Your task: Print the entries below in their entirety, exactly as they are written.

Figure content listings
[Start]

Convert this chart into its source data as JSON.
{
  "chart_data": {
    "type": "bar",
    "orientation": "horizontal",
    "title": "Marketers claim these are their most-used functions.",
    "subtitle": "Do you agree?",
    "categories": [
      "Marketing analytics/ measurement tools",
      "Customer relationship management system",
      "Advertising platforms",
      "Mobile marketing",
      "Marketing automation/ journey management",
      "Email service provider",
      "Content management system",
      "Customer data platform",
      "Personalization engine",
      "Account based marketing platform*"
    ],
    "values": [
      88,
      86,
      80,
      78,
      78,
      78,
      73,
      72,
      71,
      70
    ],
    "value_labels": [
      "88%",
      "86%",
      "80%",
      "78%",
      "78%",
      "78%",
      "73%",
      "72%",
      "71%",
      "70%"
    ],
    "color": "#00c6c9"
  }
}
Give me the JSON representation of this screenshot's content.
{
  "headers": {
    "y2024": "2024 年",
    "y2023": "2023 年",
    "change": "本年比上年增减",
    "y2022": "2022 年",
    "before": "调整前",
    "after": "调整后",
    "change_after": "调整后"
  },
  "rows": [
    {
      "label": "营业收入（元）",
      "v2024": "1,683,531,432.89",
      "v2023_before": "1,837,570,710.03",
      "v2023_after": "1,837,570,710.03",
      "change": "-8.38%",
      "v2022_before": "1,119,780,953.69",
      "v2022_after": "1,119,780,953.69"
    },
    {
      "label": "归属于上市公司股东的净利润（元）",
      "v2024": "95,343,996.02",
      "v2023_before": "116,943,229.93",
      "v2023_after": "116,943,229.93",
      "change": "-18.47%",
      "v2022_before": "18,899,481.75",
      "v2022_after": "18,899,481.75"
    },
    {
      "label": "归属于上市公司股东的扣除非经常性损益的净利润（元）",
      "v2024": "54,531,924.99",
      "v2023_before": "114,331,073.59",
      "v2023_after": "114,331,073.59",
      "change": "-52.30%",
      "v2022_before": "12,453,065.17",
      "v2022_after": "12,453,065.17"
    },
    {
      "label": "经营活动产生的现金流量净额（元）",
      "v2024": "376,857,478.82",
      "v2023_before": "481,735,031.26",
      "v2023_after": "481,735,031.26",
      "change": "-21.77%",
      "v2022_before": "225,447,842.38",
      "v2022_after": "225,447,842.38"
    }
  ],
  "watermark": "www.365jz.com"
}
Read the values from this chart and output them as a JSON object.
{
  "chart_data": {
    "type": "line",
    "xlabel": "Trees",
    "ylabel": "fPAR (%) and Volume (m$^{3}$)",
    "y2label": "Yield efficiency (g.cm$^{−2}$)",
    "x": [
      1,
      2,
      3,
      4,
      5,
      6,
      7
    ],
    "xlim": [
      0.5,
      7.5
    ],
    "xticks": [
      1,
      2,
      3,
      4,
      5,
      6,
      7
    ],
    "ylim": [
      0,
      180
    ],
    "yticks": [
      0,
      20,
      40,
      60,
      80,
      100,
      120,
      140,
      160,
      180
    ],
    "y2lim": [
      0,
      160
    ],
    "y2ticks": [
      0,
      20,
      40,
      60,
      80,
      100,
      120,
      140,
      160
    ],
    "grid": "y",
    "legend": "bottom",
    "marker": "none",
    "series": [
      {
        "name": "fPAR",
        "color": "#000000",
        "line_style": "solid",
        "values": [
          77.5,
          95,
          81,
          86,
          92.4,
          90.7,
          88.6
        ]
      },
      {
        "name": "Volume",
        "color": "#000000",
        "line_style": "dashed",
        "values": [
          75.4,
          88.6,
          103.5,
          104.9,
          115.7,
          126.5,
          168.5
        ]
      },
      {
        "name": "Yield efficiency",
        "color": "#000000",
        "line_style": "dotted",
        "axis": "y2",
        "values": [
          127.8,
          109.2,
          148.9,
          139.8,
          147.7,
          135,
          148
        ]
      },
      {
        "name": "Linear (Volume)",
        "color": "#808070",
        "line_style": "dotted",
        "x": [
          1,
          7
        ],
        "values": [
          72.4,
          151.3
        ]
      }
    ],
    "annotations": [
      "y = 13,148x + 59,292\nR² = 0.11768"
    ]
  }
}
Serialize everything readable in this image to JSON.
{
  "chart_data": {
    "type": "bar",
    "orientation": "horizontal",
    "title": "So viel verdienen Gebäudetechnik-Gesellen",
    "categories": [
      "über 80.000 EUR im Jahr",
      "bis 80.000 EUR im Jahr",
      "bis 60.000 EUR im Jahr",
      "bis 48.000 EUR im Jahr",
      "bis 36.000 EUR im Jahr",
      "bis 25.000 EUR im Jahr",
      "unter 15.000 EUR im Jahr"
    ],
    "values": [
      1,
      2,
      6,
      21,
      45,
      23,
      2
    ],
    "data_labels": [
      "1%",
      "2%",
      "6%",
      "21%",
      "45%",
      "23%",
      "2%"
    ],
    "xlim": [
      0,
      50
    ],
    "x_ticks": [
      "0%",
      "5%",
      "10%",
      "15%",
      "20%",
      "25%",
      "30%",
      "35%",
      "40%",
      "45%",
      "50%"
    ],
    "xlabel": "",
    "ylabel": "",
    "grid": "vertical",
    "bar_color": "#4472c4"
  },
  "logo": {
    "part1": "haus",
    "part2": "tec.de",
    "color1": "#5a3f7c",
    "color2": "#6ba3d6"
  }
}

[End]

Result for this task:
Convert this chart into its source data as JSON.
{
  "chart_data": {
    "type": "bar",
    "orientation": "horizontal",
    "title": "Marketers claim these are their most-used functions.",
    "subtitle": "Do you agree?",
    "categories": [
      "Marketing analytics/ measurement tools",
      "Customer relationship management system",
      "Advertising platforms",
      "Mobile marketing",
      "Marketing automation/ journey management",
      "Email service provider",
      "Content management system",
      "Customer data platform",
      "Personalization engine",
      "Account based marketing platform*"
    ],
    "values": [
      88,
      86,
      80,
      78,
      78,
      78,
      73,
      72,
      71,
      70
    ],
    "value_labels": [
      "88%",
      "86%",
      "80%",
      "78%",
      "78%",
      "78%",
      "73%",
      "72%",
      "71%",
      "70%"
    ],
    "color": "#00c6c9"
  }
}
Give me the JSON representation of this screenshot's content.
{
  "headers": {
    "y2024": "2024 年",
    "y2023": "2023 年",
    "change": "本年比上年增减",
    "y2022": "2022 年",
    "before": "调整前",
    "after": "调整后",
    "change_after": "调整后"
  },
  "rows": [
    {
      "label": "营业收入（元）",
      "v2024": "1,683,531,432.89",
      "v2023_before": "1,837,570,710.03",
      "v2023_after": "1,837,570,710.03",
      "change": "-8.38%",
      "v2022_before": "1,119,780,953.69",
      "v2022_after": "1,119,780,953.69"
    },
    {
      "label": "归属于上市公司股东的净利润（元）",
      "v2024": "95,343,996.02",
      "v2023_before": "116,943,229.93",
      "v2023_after": "116,943,229.93",
      "change": "-18.47%",
      "v2022_before": "18,899,481.75",
      "v2022_after": "18,899,481.75"
    },
    {
      "label": "归属于上市公司股东的扣除非经常性损益的净利润（元）",
      "v2024": "54,531,924.99",
      "v2023_before": "114,331,073.59",
      "v2023_after": "114,331,073.59",
      "change": "-52.30%",
      "v2022_before": "12,453,065.17",
      "v2022_after": "12,453,065.17"
    },
    {
      "label": "经营活动产生的现金流量净额（元）",
      "v2024": "376,857,478.82",
      "v2023_before": "481,735,031.26",
      "v2023_after": "481,735,031.26",
      "change": "-21.77%",
      "v2022_before": "225,447,842.38",
      "v2022_after": "225,447,842.38"
    }
  ],
  "watermark": "www.365jz.com"
}
Read the values from this chart and output them as a JSON object.
{
  "chart_data": {
    "type": "line",
    "xlabel": "Trees",
    "ylabel": "fPAR (%) and Volume (m$^{3}$)",
    "y2label": "Yield efficiency (g.cm$^{−2}$)",
    "x": [
      1,
      2,
      3,
      4,
      5,
      6,
      7
    ],
    "xlim": [
      0.5,
      7.5
    ],
    "xticks": [
      1,
      2,
      3,
      4,
      5,
      6,
      7
    ],
    "ylim": [
      0,
      180
    ],
    "yticks": [
      0,
      20,
      40,
      60,
      80,
      100,
      120,
      140,
      160,
      180
    ],
    "y2lim": [
      0,
      160
    ],
    "y2ticks": [
      0,
      20,
      40,
      60,
      80,
      100,
      120,
      140,
      160
    ],
    "grid": "y",
    "legend": "bottom",
    "marker": "none",
    "series": [
      {
        "name": "fPAR",
        "color": "#000000",
        "line_style": "solid",
        "values": [
          77.5,
          95,
          81,
          86,
          92.4,
          90.7,
          88.6
        ]
      },
      {
        "name": "Volume",
        "color": "#000000",
        "line_style": "dashed",
        "values": [
          75.4,
          88.6,
          103.5,
          104.9,
          115.7,
          126.5,
          168.5
        ]
      },
      {
        "name": "Yield efficiency",
        "color": "#000000",
        "line_style": "dotted",
        "axis": "y2",
        "values": [
          127.8,
          109.2,
          148.9,
          139.8,
          147.7,
          135,
          148
        ]
      },
      {
        "name": "Linear (Volume)",
        "color": "#808070",
        "line_style": "dotted",
        "x": [
          1,
          7
        ],
        "values": [
          72.4,
          151.3
        ]
      }
    ],
    "annotations": [
      "y = 13,148x + 59,292\nR² = 0.11768"
    ]
  }
}
Serialize everything readable in this image to JSON.
{
  "chart_data": {
    "type": "bar",
    "orientation": "horizontal",
    "title": "So viel verdienen Gebäudetechnik-Gesellen",
    "categories": [
      "über 80.000 EUR im Jahr",
      "bis 80.000 EUR im Jahr",
      "bis 60.000 EUR im Jahr",
      "bis 48.000 EUR im Jahr",
      "bis 36.000 EUR im Jahr",
      "bis 25.000 EUR im Jahr",
      "unter 15.000 EUR im Jahr"
    ],
    "values": [
      1,
      2,
      6,
      21,
      45,
      23,
      2
    ],
    "data_labels": [
      "1%",
      "2%",
      "6%",
      "21%",
      "45%",
      "23%",
      "2%"
    ],
    "xlim": [
      0,
      50
    ],
    "x_ticks": [
      "0%",
      "5%",
      "10%",
      "15%",
      "20%",
      "25%",
      "30%",
      "35%",
      "40%",
      "45%",
      "50%"
    ],
    "xlabel": "",
    "ylabel": "",
    "grid": "vertical",
    "bar_color": "#4472c4"
  },
  "logo": {
    "part1": "haus",
    "part2": "tec.de",
    "color1": "#5a3f7c",
    "color2": "#6ba3d6"
  }
}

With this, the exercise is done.